## Problem
Go through the listing and return every line with "ffffff" in it.

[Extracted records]

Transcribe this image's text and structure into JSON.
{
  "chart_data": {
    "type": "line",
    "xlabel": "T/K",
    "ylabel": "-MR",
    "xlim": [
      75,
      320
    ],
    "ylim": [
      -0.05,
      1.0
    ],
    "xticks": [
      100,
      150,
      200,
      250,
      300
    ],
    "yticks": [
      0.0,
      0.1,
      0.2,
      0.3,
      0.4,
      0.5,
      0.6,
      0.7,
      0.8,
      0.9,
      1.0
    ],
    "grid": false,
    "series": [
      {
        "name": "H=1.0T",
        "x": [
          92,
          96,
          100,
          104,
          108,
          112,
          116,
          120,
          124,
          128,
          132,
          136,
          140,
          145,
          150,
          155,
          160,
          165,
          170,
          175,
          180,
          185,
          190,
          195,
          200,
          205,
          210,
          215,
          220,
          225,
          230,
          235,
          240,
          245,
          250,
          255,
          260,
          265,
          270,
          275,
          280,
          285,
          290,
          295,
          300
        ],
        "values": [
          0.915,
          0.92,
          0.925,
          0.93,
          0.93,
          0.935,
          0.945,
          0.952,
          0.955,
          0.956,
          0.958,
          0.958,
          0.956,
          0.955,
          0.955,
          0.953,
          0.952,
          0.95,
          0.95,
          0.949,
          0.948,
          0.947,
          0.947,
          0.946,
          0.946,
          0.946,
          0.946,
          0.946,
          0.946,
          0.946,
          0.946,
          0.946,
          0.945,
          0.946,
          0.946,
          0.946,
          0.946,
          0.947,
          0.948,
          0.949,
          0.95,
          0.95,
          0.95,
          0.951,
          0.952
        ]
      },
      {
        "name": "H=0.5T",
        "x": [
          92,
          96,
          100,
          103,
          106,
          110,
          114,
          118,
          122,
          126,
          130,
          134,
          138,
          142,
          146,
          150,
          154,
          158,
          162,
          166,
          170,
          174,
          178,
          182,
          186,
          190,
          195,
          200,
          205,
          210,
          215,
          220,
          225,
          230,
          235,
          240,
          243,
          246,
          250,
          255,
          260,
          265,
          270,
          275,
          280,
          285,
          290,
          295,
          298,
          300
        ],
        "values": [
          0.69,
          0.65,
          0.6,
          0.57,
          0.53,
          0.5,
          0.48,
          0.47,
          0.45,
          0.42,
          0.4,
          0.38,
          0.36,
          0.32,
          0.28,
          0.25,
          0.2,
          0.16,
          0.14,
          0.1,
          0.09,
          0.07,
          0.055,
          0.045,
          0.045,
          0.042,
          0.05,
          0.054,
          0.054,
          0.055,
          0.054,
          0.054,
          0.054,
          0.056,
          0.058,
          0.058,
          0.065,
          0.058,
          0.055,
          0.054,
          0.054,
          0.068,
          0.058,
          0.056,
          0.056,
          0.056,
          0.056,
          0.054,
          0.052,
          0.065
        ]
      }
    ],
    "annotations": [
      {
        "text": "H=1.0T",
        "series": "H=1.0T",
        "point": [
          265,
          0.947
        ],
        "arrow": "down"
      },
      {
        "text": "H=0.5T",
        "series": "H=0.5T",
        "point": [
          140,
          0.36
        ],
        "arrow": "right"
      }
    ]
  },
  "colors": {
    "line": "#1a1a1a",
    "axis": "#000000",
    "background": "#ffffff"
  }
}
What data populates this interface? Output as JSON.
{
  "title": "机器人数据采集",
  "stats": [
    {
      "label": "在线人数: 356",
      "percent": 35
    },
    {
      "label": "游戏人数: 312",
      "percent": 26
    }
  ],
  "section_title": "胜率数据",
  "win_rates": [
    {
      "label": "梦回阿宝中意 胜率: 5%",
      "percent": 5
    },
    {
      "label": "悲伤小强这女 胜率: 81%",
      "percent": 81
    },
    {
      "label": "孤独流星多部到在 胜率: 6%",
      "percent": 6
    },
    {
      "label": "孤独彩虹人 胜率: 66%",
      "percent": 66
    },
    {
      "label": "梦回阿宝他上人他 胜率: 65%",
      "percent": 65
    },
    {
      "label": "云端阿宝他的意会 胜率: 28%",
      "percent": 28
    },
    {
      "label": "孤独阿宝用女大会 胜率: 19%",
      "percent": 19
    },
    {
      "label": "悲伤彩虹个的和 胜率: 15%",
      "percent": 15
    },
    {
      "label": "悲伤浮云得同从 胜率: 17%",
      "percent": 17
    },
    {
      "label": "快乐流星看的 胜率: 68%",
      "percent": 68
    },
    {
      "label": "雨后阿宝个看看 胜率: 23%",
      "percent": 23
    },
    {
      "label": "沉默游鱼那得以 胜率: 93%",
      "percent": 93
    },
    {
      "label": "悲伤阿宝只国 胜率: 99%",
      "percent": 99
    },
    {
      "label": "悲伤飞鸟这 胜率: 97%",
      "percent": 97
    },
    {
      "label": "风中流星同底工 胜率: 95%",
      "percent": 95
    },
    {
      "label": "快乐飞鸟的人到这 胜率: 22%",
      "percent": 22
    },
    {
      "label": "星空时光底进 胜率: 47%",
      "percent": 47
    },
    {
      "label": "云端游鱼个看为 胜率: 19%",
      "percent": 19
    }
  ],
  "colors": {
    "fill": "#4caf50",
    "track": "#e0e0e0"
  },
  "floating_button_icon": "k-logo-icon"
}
--
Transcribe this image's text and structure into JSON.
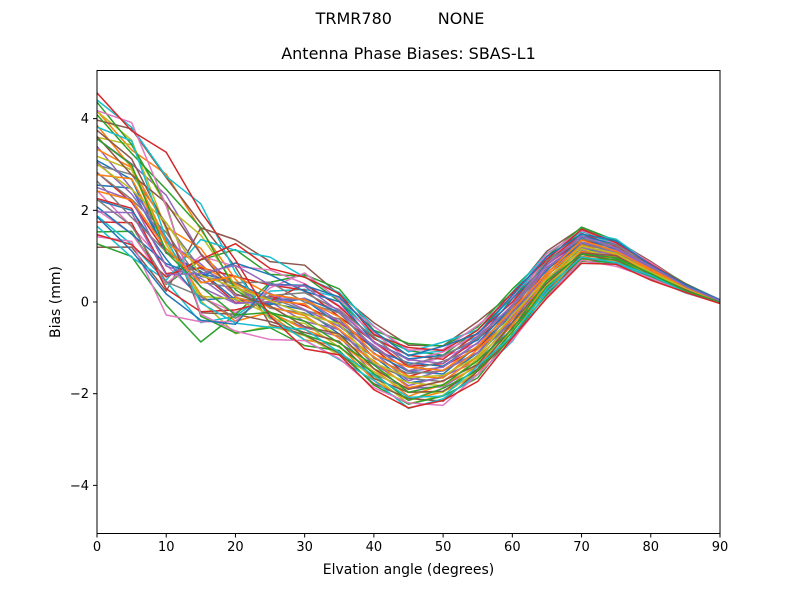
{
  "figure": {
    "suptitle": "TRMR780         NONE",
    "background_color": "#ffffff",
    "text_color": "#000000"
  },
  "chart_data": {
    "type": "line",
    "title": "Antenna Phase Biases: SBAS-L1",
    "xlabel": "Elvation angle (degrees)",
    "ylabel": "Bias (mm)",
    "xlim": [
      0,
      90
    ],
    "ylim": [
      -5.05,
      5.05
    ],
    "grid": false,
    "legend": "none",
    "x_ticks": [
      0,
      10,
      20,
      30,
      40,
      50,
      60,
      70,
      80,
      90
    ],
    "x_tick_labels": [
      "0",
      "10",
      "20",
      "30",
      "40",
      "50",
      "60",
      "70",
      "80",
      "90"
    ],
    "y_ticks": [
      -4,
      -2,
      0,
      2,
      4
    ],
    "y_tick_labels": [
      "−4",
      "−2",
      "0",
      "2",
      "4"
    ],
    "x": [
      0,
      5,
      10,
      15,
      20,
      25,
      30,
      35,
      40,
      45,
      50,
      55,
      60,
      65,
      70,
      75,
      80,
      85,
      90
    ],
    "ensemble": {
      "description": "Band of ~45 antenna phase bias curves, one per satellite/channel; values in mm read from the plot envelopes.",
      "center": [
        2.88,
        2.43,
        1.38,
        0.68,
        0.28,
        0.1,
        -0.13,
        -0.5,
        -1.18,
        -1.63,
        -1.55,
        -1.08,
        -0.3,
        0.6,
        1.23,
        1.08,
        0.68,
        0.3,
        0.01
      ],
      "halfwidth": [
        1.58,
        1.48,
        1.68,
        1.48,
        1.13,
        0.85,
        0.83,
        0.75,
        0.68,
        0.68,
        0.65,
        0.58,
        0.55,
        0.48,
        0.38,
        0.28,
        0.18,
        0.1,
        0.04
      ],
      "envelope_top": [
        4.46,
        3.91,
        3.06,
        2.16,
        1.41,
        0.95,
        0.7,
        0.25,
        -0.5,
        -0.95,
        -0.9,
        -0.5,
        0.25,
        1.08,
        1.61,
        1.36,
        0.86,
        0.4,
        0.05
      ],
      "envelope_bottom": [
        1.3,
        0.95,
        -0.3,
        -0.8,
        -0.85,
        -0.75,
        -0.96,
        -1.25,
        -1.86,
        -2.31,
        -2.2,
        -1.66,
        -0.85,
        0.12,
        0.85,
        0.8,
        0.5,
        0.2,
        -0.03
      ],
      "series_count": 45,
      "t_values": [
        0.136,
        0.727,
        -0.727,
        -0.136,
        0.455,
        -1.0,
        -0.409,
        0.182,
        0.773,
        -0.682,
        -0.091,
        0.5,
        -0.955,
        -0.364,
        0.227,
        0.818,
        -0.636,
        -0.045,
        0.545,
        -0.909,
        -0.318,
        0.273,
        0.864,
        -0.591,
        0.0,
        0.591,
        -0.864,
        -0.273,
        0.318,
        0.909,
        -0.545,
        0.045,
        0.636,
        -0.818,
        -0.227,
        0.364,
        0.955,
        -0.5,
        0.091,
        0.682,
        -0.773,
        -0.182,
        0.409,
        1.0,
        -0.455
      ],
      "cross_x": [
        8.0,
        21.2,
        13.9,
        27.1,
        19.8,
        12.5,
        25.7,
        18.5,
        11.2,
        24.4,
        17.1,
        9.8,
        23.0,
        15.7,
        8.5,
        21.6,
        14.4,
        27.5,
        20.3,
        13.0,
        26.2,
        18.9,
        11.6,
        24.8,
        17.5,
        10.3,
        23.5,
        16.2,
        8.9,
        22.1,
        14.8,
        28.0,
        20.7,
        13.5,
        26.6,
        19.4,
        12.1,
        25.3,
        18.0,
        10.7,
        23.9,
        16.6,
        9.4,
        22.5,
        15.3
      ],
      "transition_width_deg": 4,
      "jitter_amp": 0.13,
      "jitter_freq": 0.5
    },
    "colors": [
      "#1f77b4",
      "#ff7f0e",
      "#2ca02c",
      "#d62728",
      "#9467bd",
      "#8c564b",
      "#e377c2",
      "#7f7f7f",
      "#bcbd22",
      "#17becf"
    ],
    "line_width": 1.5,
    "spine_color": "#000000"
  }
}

## Response to the task
    "background": "#ffffff"
    "background_color": "#ffffff",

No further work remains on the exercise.